## A run of records

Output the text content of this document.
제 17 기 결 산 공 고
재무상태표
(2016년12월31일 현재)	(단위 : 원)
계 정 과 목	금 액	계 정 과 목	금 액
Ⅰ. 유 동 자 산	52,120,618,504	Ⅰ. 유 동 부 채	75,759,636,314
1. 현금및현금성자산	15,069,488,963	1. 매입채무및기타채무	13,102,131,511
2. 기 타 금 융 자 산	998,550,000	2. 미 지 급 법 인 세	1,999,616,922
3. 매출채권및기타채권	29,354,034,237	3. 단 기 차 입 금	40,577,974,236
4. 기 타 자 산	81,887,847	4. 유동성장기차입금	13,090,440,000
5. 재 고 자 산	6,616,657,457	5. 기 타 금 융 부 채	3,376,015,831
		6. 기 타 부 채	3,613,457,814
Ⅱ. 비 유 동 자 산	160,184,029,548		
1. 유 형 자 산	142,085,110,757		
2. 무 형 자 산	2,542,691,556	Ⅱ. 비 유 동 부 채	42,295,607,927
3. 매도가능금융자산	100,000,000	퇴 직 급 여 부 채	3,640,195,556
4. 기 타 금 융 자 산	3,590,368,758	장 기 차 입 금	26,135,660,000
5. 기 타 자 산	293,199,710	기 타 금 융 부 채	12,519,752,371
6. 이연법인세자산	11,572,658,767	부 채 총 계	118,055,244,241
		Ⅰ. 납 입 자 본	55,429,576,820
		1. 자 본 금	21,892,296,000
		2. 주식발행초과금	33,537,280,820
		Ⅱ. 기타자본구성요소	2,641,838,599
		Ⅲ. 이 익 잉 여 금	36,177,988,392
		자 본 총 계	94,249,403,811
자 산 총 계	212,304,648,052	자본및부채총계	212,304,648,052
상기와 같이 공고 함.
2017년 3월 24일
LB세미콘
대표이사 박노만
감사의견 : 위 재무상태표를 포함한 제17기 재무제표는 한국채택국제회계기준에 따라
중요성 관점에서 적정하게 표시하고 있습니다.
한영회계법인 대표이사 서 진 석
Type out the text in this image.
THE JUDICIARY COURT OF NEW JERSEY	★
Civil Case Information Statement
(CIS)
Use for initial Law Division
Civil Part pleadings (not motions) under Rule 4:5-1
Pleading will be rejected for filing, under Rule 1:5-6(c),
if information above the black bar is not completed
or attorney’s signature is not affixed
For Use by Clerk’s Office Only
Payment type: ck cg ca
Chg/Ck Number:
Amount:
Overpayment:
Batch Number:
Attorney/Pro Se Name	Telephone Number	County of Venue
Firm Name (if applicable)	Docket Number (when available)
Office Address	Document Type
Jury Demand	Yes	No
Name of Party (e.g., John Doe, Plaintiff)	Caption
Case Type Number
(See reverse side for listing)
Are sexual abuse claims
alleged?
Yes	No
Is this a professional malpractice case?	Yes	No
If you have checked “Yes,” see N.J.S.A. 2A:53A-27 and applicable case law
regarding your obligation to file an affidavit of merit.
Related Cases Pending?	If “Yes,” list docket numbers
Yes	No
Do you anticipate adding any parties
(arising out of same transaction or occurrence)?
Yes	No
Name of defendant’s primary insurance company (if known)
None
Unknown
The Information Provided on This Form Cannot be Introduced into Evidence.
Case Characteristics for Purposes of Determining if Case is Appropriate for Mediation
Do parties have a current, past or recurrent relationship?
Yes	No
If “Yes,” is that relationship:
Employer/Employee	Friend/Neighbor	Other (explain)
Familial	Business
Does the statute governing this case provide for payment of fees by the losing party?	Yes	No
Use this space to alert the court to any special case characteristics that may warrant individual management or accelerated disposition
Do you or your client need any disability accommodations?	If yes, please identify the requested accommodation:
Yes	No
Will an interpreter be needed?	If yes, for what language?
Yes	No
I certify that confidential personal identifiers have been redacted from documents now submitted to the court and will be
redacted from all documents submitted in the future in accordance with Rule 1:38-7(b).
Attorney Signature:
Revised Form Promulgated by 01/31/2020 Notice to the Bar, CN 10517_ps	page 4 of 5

## Job
Check each line of the records above for the word "Name", then give the number of lines that have it, with no other words.

## Exercise solution
4